**Goal**
Gather each line in the entries that includes the string "rawInput".

**Stored data**
_ _ _ _

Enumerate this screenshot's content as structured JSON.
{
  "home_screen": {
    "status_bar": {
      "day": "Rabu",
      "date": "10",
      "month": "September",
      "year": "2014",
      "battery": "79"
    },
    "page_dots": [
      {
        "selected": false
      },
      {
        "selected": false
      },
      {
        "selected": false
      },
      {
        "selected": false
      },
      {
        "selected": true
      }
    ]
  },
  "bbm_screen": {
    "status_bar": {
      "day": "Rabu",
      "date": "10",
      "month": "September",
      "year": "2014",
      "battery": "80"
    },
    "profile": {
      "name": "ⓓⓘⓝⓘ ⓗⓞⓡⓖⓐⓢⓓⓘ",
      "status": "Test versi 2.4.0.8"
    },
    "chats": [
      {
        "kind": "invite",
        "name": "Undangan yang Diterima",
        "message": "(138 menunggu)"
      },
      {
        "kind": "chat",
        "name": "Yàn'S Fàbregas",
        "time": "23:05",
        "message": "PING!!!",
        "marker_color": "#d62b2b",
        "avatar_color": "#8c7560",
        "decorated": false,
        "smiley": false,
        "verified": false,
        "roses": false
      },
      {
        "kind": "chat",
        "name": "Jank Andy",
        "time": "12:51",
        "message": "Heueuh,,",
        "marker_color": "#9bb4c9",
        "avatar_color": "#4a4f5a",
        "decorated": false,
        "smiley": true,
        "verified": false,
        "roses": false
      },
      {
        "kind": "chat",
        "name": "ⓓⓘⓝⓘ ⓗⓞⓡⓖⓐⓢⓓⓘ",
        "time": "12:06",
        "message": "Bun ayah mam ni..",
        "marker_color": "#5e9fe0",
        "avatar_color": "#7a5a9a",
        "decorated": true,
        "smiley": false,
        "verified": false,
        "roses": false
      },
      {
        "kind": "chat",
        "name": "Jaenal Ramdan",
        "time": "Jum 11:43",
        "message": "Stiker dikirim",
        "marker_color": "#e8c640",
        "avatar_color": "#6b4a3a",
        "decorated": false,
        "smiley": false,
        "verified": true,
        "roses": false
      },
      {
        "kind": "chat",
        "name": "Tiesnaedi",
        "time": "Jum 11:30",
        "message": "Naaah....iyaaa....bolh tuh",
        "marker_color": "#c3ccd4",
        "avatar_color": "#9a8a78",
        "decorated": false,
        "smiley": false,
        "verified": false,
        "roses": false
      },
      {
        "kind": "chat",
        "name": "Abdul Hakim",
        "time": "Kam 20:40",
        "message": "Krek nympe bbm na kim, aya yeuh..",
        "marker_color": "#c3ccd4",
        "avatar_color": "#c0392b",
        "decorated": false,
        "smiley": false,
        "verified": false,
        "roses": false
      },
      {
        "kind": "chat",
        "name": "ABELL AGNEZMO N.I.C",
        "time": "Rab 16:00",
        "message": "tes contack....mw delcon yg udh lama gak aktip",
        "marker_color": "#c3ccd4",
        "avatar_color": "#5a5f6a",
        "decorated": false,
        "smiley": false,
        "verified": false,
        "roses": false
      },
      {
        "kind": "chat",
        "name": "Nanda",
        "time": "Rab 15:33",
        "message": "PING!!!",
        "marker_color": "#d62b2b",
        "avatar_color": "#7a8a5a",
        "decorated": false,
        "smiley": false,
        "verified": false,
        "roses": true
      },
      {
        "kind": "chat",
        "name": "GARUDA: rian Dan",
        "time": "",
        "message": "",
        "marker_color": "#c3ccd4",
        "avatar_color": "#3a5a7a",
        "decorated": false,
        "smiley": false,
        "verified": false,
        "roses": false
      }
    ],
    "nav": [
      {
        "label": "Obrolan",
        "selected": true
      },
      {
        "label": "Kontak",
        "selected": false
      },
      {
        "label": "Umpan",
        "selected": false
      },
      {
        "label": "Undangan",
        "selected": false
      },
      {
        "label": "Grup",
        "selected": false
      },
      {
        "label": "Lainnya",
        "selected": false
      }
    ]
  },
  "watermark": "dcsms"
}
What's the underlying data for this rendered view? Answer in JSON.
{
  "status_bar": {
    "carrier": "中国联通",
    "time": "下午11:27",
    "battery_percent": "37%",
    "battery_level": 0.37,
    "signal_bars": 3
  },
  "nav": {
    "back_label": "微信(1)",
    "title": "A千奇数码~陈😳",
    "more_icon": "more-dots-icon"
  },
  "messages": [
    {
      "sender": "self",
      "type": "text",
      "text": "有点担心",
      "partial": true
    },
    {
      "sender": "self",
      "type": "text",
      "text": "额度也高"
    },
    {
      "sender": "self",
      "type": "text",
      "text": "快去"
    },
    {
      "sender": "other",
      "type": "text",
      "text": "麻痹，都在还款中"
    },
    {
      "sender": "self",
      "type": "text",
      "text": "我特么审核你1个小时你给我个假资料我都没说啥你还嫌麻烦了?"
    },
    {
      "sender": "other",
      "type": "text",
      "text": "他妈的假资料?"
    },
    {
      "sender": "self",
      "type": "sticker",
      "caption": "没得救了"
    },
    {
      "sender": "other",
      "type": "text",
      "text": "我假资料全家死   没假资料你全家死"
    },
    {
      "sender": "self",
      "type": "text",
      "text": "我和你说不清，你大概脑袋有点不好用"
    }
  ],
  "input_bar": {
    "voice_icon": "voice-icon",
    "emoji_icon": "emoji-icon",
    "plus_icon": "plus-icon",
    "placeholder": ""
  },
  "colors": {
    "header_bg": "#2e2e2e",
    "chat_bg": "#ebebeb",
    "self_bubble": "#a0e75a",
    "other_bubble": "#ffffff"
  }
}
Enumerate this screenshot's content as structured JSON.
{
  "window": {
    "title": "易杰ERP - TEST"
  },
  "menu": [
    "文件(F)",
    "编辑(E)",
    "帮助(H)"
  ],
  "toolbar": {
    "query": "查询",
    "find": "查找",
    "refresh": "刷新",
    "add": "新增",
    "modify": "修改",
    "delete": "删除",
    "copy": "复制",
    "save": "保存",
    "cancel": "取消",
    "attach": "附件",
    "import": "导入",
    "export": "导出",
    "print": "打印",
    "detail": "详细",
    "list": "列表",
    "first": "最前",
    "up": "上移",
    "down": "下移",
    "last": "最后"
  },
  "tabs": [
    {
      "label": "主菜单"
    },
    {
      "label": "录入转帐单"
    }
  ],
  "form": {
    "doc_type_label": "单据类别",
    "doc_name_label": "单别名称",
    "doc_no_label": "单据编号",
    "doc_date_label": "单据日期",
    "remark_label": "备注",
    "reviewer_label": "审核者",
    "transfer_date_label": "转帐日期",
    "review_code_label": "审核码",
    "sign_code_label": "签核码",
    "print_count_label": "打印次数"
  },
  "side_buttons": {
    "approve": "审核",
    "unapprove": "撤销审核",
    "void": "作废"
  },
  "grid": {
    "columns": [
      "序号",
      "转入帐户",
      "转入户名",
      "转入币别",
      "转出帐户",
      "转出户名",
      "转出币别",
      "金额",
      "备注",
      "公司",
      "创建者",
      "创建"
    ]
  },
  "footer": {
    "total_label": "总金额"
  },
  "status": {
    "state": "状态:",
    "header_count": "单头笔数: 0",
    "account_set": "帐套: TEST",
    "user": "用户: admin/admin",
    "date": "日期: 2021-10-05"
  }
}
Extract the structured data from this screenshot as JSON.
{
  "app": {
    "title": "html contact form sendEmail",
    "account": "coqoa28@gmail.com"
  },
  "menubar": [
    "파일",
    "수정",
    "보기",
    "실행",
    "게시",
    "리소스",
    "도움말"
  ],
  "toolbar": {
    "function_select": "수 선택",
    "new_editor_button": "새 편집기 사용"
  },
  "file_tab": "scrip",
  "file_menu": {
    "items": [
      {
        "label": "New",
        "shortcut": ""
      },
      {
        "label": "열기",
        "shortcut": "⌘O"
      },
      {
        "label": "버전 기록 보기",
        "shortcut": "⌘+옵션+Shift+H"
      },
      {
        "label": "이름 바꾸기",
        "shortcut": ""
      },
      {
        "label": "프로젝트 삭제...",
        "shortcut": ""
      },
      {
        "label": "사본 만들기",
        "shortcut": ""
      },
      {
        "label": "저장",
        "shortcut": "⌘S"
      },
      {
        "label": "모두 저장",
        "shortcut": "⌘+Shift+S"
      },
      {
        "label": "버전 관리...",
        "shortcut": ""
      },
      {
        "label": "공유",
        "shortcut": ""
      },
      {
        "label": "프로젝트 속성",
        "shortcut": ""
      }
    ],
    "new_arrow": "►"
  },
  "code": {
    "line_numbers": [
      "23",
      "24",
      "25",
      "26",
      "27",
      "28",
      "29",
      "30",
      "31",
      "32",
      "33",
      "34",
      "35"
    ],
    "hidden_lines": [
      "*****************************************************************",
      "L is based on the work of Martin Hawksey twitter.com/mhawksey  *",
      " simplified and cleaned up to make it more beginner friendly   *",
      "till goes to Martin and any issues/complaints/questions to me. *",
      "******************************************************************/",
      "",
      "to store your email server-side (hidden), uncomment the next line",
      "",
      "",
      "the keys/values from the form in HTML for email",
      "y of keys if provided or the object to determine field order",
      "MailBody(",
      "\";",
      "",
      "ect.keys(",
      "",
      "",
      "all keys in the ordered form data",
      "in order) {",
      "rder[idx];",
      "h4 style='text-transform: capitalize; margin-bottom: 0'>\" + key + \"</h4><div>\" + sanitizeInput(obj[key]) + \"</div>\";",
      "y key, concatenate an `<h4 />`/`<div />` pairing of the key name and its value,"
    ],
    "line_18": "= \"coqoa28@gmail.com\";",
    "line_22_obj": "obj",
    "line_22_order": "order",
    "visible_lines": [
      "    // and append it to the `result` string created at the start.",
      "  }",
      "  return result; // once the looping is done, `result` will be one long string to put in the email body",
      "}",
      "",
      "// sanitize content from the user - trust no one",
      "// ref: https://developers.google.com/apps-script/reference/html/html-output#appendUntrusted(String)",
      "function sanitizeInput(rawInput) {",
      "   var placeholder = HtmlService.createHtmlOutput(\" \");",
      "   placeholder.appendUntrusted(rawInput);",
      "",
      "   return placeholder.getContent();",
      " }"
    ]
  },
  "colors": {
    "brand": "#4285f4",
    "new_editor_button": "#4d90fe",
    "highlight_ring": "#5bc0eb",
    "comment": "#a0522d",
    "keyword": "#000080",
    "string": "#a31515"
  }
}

_ _ _ _

**Task answer**
      "function sanitizeInput(rawInput) {",
      "   placeholder.appendUntrusted(rawInput);",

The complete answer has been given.